— SUPPLIED MATERIAL —
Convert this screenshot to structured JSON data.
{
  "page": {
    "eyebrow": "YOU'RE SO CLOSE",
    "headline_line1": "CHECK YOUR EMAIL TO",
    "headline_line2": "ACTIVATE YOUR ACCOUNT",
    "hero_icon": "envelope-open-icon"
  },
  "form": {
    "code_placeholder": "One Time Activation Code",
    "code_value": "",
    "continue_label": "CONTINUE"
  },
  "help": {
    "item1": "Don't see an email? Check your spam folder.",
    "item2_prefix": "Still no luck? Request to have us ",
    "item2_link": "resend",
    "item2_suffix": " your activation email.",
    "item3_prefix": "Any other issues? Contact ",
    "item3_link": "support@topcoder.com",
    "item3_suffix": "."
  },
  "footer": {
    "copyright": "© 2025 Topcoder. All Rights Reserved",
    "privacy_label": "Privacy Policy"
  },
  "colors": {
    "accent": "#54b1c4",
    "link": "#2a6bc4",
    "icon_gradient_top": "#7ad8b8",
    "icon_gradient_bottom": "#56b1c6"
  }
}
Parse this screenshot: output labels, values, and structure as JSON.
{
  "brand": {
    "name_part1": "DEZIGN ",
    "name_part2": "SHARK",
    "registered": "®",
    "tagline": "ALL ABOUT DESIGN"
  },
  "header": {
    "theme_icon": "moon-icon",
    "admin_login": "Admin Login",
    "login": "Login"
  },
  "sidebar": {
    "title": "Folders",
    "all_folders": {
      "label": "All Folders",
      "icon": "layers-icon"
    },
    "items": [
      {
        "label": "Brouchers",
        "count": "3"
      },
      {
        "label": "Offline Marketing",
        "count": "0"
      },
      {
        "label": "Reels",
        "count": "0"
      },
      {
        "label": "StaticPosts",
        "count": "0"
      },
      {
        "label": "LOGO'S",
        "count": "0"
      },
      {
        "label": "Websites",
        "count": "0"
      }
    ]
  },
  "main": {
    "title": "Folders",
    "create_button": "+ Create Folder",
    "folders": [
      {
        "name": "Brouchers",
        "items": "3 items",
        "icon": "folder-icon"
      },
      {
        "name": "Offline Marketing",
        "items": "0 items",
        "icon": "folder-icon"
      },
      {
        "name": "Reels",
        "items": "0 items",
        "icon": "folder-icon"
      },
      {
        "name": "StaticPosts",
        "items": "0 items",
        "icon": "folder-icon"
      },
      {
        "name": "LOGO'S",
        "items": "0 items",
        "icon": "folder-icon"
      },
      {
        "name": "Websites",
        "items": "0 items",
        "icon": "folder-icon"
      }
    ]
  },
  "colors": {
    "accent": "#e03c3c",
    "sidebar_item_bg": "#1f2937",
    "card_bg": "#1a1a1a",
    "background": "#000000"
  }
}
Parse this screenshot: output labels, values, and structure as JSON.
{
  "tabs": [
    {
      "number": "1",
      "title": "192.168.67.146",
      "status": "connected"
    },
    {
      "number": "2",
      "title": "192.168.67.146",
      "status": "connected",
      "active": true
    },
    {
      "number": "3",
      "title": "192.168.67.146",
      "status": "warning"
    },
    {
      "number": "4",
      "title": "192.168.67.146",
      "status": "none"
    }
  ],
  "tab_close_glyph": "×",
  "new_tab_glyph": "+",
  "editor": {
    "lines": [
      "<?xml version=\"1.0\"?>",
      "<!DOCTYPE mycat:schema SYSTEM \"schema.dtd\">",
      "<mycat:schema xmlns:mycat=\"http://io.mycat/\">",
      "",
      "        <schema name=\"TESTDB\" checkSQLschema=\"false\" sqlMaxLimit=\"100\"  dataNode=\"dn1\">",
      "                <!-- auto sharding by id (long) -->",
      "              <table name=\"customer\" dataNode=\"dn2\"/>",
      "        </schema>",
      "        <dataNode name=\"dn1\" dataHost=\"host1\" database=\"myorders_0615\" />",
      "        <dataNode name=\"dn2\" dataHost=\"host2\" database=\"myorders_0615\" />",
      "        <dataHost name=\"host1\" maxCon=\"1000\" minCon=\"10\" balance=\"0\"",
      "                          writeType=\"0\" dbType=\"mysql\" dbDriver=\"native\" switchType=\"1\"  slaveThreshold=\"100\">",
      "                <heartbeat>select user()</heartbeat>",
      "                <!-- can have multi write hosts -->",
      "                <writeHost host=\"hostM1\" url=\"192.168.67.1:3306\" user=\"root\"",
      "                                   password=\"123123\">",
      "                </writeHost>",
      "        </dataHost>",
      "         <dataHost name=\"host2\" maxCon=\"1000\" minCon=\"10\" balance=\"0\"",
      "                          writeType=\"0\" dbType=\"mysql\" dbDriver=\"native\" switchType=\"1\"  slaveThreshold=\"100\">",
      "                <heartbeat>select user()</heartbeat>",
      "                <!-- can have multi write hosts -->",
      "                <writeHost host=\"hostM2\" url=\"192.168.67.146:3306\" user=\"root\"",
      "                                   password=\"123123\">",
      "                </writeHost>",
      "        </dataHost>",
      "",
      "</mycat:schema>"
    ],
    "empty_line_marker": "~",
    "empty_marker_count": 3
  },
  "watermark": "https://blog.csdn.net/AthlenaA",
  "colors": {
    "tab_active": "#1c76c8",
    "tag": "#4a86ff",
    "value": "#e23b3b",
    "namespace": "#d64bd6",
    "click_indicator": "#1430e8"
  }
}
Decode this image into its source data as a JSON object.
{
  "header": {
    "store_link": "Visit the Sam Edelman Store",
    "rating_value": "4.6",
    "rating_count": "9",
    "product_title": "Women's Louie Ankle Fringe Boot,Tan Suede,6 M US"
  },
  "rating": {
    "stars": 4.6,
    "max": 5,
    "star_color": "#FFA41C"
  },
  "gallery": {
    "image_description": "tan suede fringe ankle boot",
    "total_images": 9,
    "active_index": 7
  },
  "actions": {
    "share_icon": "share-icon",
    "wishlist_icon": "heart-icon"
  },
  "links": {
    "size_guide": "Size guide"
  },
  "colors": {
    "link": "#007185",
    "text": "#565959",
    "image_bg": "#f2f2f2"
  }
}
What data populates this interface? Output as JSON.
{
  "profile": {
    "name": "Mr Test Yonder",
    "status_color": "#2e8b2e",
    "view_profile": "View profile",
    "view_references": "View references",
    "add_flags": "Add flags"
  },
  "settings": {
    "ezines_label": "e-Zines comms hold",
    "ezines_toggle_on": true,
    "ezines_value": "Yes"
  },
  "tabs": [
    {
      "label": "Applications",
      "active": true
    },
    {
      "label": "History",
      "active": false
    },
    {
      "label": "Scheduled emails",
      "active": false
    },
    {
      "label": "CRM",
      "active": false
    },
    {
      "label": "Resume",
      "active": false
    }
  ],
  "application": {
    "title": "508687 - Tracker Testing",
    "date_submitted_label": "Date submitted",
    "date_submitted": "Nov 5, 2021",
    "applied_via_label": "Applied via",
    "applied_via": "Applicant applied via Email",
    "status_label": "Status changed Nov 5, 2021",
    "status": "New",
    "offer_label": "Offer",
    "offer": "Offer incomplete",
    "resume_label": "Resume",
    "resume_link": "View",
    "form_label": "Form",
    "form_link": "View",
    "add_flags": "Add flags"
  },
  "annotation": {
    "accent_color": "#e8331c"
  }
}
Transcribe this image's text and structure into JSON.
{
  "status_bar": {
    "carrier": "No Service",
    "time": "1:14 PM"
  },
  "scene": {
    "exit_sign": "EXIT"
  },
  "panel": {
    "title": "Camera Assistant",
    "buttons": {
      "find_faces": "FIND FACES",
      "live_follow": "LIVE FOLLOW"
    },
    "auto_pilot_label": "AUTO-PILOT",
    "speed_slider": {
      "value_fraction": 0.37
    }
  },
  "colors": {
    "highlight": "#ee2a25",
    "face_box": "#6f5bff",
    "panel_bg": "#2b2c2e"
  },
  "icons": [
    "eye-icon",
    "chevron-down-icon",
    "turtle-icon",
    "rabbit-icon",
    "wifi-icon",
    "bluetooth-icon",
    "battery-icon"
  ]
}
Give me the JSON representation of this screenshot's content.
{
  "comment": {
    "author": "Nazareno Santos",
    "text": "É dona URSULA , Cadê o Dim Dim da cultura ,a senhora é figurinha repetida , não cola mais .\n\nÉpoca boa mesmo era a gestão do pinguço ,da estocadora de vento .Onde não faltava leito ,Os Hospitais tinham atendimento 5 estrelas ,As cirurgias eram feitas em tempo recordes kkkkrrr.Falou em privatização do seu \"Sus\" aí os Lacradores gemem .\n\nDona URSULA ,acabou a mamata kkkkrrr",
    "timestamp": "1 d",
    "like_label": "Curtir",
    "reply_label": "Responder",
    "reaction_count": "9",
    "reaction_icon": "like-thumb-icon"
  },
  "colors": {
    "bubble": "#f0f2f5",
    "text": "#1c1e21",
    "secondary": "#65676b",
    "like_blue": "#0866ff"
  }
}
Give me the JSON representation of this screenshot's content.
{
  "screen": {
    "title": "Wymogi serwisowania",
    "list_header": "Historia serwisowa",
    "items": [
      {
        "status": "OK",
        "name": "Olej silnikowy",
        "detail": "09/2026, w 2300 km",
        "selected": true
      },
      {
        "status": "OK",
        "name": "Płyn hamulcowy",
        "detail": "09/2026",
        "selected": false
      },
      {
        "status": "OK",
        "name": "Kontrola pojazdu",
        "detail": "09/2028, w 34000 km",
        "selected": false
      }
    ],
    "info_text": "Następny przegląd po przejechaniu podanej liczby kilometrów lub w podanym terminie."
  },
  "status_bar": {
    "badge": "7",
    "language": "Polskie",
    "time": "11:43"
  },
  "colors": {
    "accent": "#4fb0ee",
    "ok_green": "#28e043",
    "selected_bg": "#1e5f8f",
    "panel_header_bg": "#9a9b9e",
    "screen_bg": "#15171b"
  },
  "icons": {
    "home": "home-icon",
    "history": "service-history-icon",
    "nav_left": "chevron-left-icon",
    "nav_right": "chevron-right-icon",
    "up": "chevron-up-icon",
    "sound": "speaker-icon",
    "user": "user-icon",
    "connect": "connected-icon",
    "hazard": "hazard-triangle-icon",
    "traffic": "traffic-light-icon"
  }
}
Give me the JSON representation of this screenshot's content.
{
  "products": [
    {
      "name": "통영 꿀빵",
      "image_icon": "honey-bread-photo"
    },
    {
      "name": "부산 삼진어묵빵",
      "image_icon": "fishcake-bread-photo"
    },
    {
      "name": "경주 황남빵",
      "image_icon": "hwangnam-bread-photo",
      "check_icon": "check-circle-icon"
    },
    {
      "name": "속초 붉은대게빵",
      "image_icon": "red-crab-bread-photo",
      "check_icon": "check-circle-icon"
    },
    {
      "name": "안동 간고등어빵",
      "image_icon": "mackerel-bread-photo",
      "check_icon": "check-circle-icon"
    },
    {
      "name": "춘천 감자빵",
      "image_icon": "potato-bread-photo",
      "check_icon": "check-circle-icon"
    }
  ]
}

— REQUIREMENT —
Show every line from the listing above in which the string "detail" appears.

— THE ANSWER —
        "detail": "09/2026, w 2300 km",
        "detail": "09/2026",
        "detail": "09/2028, w 34000 km",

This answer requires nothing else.